§ Dataset excerpts:
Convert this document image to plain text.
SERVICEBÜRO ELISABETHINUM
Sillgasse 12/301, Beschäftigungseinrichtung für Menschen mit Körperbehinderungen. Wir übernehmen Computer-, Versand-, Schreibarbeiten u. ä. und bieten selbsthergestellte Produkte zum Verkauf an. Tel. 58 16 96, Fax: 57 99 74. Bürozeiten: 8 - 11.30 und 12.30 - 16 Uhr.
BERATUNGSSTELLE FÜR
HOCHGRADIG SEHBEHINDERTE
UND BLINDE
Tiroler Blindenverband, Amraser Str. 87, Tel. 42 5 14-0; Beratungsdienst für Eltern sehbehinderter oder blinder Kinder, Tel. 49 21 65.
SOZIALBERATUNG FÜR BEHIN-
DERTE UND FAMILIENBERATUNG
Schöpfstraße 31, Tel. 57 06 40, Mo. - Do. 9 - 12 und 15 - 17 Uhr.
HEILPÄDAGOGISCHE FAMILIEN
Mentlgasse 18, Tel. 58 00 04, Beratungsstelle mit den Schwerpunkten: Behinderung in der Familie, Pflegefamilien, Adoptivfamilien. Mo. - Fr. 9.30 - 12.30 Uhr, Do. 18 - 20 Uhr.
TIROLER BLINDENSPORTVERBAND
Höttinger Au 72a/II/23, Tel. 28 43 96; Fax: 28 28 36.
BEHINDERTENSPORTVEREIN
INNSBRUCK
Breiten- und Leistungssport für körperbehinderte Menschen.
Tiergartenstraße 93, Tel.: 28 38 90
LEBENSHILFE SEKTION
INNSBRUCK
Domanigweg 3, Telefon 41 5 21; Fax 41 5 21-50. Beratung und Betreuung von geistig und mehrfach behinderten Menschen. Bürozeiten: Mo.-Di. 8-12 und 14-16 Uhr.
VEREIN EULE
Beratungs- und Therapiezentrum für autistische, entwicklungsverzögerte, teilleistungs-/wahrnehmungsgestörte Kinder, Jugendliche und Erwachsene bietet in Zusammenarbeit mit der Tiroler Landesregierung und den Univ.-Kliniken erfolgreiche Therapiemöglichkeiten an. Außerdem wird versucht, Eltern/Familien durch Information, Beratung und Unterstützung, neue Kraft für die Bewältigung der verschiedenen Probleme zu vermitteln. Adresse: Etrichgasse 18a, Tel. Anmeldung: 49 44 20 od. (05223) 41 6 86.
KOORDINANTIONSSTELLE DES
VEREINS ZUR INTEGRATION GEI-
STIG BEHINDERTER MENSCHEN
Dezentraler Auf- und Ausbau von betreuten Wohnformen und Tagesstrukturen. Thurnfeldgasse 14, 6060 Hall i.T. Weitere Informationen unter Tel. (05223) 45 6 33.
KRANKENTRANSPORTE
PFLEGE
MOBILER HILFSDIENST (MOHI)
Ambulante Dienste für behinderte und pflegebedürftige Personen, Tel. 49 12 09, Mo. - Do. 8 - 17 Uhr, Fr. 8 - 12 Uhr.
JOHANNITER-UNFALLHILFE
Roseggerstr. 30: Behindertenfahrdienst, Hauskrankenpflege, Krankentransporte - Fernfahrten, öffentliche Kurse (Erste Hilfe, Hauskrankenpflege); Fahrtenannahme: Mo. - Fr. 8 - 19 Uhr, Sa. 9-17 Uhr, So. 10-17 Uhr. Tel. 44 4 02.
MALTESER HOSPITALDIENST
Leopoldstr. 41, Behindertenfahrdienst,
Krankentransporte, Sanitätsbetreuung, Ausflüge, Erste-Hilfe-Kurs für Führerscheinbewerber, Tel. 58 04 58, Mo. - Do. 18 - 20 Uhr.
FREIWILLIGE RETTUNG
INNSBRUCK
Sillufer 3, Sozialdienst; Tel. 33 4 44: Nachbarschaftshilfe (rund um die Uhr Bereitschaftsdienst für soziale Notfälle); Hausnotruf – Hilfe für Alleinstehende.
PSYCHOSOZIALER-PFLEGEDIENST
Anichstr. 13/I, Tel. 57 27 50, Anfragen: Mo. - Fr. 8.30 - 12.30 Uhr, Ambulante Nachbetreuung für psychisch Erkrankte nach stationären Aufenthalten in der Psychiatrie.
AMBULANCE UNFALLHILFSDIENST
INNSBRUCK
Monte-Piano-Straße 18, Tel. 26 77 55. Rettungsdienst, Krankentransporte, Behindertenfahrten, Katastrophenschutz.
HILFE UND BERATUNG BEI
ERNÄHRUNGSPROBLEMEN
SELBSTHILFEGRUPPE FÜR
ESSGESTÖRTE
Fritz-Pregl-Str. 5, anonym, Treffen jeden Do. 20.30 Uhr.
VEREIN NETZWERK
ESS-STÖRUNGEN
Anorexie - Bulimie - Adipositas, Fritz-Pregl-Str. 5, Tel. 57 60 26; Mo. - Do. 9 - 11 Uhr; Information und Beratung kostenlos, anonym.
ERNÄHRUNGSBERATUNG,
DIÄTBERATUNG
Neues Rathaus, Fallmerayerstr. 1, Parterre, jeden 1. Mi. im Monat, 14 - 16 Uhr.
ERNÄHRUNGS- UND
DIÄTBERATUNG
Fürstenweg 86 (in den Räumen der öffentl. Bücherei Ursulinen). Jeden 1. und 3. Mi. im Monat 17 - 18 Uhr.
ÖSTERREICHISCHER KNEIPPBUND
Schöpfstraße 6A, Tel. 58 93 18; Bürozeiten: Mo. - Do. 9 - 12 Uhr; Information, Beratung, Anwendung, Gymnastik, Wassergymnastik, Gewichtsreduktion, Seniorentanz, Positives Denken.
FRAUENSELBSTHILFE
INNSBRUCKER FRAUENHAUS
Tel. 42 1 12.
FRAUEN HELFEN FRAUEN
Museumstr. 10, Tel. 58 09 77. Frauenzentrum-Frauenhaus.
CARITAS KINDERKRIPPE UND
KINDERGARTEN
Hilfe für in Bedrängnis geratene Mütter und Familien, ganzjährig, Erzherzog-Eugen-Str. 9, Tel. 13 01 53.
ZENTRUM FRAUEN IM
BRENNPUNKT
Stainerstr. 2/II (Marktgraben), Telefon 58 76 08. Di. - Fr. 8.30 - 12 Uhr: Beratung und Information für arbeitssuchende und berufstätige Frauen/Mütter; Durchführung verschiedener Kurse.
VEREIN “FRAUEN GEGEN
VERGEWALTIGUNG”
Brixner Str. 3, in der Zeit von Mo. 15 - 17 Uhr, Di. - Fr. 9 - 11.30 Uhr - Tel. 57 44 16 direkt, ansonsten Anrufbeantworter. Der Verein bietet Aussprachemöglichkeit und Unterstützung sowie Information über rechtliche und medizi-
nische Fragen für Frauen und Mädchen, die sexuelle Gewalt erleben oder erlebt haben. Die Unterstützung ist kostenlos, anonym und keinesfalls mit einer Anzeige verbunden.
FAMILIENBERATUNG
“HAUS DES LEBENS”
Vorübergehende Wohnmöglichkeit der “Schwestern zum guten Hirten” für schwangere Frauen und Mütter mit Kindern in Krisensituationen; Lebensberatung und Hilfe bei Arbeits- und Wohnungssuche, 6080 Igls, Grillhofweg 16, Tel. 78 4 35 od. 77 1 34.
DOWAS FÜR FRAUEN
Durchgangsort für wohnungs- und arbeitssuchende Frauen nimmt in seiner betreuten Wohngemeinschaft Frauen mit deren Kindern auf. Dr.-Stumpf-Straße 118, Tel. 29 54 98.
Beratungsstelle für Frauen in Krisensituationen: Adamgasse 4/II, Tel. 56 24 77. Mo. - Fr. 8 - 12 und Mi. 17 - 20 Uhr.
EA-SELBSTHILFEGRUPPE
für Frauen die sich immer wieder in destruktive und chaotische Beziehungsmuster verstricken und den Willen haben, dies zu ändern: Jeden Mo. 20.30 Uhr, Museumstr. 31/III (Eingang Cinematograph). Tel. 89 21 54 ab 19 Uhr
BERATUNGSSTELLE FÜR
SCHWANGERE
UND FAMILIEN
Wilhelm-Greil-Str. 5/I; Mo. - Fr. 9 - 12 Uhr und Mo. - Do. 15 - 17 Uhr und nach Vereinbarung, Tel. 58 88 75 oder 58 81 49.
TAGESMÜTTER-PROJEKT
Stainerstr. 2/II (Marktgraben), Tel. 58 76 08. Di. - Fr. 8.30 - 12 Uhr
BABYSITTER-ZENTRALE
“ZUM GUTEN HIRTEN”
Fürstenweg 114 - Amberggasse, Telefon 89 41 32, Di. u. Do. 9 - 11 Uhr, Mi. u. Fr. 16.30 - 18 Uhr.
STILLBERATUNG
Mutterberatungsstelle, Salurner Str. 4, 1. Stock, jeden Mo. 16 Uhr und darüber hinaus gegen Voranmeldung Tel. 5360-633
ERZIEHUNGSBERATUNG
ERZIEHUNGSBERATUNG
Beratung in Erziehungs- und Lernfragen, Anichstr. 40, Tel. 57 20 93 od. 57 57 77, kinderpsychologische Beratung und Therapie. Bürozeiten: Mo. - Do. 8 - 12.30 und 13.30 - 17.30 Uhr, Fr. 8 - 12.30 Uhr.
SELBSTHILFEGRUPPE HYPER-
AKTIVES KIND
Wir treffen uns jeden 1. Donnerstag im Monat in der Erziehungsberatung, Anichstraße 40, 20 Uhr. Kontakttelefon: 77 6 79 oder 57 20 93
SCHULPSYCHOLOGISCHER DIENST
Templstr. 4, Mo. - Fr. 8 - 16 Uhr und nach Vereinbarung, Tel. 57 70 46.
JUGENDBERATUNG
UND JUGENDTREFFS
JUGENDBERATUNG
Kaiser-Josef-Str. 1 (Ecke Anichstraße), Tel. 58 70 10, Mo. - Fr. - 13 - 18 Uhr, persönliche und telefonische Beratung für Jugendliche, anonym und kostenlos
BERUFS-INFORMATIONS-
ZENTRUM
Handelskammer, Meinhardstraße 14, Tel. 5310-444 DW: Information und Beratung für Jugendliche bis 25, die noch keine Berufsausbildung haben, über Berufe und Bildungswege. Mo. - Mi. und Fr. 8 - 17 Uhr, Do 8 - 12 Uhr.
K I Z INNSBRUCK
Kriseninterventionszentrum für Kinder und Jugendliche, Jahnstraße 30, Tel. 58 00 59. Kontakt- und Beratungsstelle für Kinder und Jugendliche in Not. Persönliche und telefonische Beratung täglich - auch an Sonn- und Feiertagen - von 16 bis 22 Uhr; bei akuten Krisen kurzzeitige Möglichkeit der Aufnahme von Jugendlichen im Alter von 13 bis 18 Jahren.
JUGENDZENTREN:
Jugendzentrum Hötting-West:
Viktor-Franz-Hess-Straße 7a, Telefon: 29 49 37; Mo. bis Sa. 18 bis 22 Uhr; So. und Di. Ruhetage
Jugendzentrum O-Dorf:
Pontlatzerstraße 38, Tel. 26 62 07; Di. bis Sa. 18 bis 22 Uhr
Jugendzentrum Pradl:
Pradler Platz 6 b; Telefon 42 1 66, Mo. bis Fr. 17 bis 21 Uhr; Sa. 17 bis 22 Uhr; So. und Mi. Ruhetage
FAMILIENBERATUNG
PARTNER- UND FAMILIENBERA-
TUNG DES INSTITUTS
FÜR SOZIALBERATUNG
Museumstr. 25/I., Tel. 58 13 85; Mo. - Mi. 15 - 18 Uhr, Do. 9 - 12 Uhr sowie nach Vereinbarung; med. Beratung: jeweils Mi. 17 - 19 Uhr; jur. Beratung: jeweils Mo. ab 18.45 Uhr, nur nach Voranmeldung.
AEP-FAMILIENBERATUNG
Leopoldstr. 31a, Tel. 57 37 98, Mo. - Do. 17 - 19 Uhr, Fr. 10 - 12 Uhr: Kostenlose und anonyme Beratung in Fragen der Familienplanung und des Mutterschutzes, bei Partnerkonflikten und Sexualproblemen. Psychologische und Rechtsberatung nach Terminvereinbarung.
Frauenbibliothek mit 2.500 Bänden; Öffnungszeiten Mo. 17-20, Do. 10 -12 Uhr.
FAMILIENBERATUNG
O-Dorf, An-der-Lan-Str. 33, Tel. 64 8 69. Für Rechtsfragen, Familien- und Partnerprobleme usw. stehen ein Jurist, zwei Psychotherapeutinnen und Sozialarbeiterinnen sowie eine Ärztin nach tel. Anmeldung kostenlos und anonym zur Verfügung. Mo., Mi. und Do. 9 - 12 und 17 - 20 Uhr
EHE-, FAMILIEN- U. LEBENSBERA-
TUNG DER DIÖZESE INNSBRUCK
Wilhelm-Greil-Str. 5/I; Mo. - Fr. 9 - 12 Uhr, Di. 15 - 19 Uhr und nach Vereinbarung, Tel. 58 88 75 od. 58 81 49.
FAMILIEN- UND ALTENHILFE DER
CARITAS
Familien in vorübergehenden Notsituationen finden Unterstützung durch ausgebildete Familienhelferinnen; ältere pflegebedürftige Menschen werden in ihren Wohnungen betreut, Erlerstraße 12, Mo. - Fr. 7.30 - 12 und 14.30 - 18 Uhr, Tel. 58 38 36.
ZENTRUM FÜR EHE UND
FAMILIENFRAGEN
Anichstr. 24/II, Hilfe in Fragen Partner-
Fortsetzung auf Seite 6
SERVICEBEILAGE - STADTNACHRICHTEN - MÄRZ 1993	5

§ Aim of the exercise: Go through the listing above and list every line that has the word "Wilhelm".

§ Exercise response:
Wilhelm-Greil-Str. 5/I; Mo. - Fr. 9 - 12 Uhr und Mo. - Do. 15 - 17 Uhr und nach Vereinbarung, Tel. 58 88 75 oder 58 81 49.
Wilhelm-Greil-Str. 5/I; Mo. - Fr. 9 - 12 Uhr, Di. 15 - 19 Uhr und nach Vereinbarung, Tel. 58 88 75 od. 58 81 49.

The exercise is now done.